→ TASK PROMPT:
Set out every line bearing the string "blanca".

-- START SUPPLIED ENTRIES --

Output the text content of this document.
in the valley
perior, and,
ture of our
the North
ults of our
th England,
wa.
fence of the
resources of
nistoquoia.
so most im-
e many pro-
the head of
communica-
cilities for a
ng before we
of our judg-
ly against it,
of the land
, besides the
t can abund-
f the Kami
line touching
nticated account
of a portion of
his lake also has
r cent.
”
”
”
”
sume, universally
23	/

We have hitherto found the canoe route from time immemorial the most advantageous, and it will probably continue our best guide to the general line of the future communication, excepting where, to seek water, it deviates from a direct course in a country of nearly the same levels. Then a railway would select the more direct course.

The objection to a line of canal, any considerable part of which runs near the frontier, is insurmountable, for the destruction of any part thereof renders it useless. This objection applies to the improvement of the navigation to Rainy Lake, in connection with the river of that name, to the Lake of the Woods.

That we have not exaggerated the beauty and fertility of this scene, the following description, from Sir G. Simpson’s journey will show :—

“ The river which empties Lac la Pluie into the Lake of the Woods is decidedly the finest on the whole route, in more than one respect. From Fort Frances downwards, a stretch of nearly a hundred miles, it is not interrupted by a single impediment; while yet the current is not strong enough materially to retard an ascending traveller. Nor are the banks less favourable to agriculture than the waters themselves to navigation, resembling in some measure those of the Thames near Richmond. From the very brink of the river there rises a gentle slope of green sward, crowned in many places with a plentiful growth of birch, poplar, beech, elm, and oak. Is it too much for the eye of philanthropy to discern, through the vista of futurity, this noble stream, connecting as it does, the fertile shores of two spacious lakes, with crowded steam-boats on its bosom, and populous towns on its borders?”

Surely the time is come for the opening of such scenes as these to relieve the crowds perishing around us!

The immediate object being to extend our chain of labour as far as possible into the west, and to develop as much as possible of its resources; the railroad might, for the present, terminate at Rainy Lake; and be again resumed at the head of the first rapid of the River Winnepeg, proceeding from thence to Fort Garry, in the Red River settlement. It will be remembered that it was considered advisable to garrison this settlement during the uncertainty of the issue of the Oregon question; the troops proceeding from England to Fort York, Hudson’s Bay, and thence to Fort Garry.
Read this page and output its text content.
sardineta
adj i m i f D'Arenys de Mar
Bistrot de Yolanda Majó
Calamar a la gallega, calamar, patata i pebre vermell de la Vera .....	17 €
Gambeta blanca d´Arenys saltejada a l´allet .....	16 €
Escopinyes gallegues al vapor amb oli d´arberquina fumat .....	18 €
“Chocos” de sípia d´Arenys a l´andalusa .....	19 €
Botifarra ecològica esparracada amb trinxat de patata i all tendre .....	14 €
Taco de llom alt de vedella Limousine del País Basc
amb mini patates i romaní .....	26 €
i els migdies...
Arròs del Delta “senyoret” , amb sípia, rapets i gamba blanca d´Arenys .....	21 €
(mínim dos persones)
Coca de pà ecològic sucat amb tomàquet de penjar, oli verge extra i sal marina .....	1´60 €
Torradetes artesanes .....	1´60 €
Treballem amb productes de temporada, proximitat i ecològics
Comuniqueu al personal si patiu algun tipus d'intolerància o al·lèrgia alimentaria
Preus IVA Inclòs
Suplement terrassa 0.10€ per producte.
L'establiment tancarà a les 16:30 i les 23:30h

-- END SUPPLIED ENTRIES --

→ THE RESULT:
Gambeta blanca d´Arenys saltejada a l´allet .....	16 €
Arròs del Delta “senyoret” , amb sípia, rapets i gamba blanca d´Arenys .....	21 €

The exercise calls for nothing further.